• WHAT IS EXPECTED
Output the material below in full, exactly as it is.
--- BEGIN SUPPLIED MATERIAL ---
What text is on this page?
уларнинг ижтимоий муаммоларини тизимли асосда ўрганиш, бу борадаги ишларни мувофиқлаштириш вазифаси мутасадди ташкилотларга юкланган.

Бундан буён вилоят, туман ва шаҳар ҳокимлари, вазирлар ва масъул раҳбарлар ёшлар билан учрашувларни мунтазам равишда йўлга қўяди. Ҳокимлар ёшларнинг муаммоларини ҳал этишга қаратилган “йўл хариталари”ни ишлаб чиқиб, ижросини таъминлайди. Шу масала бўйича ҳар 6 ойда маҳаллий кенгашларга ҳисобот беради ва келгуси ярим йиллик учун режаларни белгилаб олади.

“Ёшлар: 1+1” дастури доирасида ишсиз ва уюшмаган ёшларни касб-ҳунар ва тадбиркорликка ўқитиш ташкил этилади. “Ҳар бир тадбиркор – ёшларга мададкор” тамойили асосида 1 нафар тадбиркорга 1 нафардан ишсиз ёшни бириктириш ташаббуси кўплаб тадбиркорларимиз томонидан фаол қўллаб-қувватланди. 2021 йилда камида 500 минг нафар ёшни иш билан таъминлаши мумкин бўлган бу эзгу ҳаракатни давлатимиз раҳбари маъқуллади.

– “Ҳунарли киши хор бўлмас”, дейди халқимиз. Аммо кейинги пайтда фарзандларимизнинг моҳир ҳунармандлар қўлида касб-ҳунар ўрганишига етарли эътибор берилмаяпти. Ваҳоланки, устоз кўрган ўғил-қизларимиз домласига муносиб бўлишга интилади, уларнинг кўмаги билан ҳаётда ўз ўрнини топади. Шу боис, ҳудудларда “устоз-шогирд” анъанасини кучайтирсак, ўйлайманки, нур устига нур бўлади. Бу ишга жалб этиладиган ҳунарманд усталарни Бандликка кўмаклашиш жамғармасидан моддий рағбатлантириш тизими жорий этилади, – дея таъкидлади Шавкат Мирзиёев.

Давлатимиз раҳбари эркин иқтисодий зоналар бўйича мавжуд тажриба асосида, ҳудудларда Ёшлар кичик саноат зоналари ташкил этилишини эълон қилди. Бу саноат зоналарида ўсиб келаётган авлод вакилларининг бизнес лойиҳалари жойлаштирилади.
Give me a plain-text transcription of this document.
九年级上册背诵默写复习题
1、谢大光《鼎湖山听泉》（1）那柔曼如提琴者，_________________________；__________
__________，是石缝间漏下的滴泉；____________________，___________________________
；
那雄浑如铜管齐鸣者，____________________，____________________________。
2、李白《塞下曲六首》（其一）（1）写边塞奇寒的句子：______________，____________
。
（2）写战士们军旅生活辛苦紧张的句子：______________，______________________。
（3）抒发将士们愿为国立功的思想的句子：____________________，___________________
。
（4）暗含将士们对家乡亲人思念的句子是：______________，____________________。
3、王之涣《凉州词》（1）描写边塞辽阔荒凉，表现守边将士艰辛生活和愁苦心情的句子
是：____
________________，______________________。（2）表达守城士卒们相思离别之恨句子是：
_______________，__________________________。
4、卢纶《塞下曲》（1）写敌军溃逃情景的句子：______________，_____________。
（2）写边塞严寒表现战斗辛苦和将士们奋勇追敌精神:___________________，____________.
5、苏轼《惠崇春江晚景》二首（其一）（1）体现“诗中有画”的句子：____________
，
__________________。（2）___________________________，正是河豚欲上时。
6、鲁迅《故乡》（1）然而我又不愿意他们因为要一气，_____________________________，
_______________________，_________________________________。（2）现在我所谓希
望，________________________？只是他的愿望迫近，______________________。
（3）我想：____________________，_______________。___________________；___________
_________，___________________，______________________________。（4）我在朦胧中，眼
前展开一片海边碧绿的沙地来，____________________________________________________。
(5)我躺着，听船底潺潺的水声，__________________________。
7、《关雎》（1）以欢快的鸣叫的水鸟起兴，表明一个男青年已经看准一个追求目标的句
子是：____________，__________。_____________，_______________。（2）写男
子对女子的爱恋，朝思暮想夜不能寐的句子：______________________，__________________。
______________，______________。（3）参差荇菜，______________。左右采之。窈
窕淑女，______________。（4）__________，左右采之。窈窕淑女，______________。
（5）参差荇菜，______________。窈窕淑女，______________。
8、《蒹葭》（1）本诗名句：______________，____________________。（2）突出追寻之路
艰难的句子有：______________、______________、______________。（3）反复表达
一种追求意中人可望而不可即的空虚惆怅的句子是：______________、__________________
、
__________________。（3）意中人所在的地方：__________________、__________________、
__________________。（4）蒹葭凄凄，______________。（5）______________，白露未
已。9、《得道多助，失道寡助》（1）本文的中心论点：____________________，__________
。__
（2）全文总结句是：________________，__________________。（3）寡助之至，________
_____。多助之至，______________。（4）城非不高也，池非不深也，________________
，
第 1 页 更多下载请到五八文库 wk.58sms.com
--- END SUPPLIED MATERIAL ---
• REPLY TO THE EXERCISE
What text is on this page?
уларнинг ижтимоий муаммоларини тизимли асосда ўрганиш, бу борадаги ишларни мувофиқлаштириш вазифаси мутасадди ташкилотларга юкланган.

Бундан буён вилоят, туман ва шаҳар ҳокимлари, вазирлар ва масъул раҳбарлар ёшлар билан учрашувларни мунтазам равишда йўлга қўяди. Ҳокимлар ёшларнинг муаммоларини ҳал этишга қаратилган “йўл хариталари”ни ишлаб чиқиб, ижросини таъминлайди. Шу масала бўйича ҳар 6 ойда маҳаллий кенгашларга ҳисобот беради ва келгуси ярим йиллик учун режаларни белгилаб олади.

“Ёшлар: 1+1” дастури доирасида ишсиз ва уюшмаган ёшларни касб-ҳунар ва тадбиркорликка ўқитиш ташкил этилади. “Ҳар бир тадбиркор – ёшларга мададкор” тамойили асосида 1 нафар тадбиркорга 1 нафардан ишсиз ёшни бириктириш ташаббуси кўплаб тадбиркорларимиз томонидан фаол қўллаб-қувватланди. 2021 йилда камида 500 минг нафар ёшни иш билан таъминлаши мумкин бўлган бу эзгу ҳаракатни давлатимиз раҳбари маъқуллади.

– “Ҳунарли киши хор бўлмас”, дейди халқимиз. Аммо кейинги пайтда фарзандларимизнинг моҳир ҳунармандлар қўлида касб-ҳунар ўрганишига етарли эътибор берилмаяпти. Ваҳоланки, устоз кўрган ўғил-қизларимиз домласига муносиб бўлишга интилади, уларнинг кўмаги билан ҳаётда ўз ўрнини топади. Шу боис, ҳудудларда “устоз-шогирд” анъанасини кучайтирсак, ўйлайманки, нур устига нур бўлади. Бу ишга жалб этиладиган ҳунарманд усталарни Бандликка кўмаклашиш жамғармасидан моддий рағбатлантириш тизими жорий этилади, – дея таъкидлади Шавкат Мирзиёев.

Давлатимиз раҳбари эркин иқтисодий зоналар бўйича мавжуд тажриба асосида, ҳудудларда Ёшлар кичик саноат зоналари ташкил этилишини эълон қилди. Бу саноат зоналарида ўсиб келаётган авлод вакилларининг бизнес лойиҳалари жойлаштирилади.
Give me a plain-text transcription of this document.
九年级上册背诵默写复习题
1、谢大光《鼎湖山听泉》（1）那柔曼如提琴者，_________________________；__________
__________，是石缝间漏下的滴泉；____________________，___________________________
；
那雄浑如铜管齐鸣者，____________________，____________________________。
2、李白《塞下曲六首》（其一）（1）写边塞奇寒的句子：______________，____________
。
（2）写战士们军旅生活辛苦紧张的句子：______________，______________________。
（3）抒发将士们愿为国立功的思想的句子：____________________，___________________
。
（4）暗含将士们对家乡亲人思念的句子是：______________，____________________。
3、王之涣《凉州词》（1）描写边塞辽阔荒凉，表现守边将士艰辛生活和愁苦心情的句子
是：____
________________，______________________。（2）表达守城士卒们相思离别之恨句子是：
_______________，__________________________。
4、卢纶《塞下曲》（1）写敌军溃逃情景的句子：______________，_____________。
（2）写边塞严寒表现战斗辛苦和将士们奋勇追敌精神:___________________，____________.
5、苏轼《惠崇春江晚景》二首（其一）（1）体现“诗中有画”的句子：____________
，
__________________。（2）___________________________，正是河豚欲上时。
6、鲁迅《故乡》（1）然而我又不愿意他们因为要一气，_____________________________，
_______________________，_________________________________。（2）现在我所谓希
望，________________________？只是他的愿望迫近，______________________。
（3）我想：____________________，_______________。___________________；___________
_________，___________________，______________________________。（4）我在朦胧中，眼
前展开一片海边碧绿的沙地来，____________________________________________________。
(5)我躺着，听船底潺潺的水声，__________________________。
7、《关雎》（1）以欢快的鸣叫的水鸟起兴，表明一个男青年已经看准一个追求目标的句
子是：____________，__________。_____________，_______________。（2）写男
子对女子的爱恋，朝思暮想夜不能寐的句子：______________________，__________________。
______________，______________。（3）参差荇菜，______________。左右采之。窈
窕淑女，______________。（4）__________，左右采之。窈窕淑女，______________。
（5）参差荇菜，______________。窈窕淑女，______________。
8、《蒹葭》（1）本诗名句：______________，____________________。（2）突出追寻之路
艰难的句子有：______________、______________、______________。（3）反复表达
一种追求意中人可望而不可即的空虚惆怅的句子是：______________、__________________
、
__________________。（3）意中人所在的地方：__________________、__________________、
__________________。（4）蒹葭凄凄，______________。（5）______________，白露未
已。9、《得道多助，失道寡助》（1）本文的中心论点：____________________，__________
。__
（2）全文总结句是：________________，__________________。（3）寡助之至，________
_____。多助之至，______________。（4）城非不高也，池非不深也，________________
，
第 1 页 更多下载请到五八文库 wk.58sms.com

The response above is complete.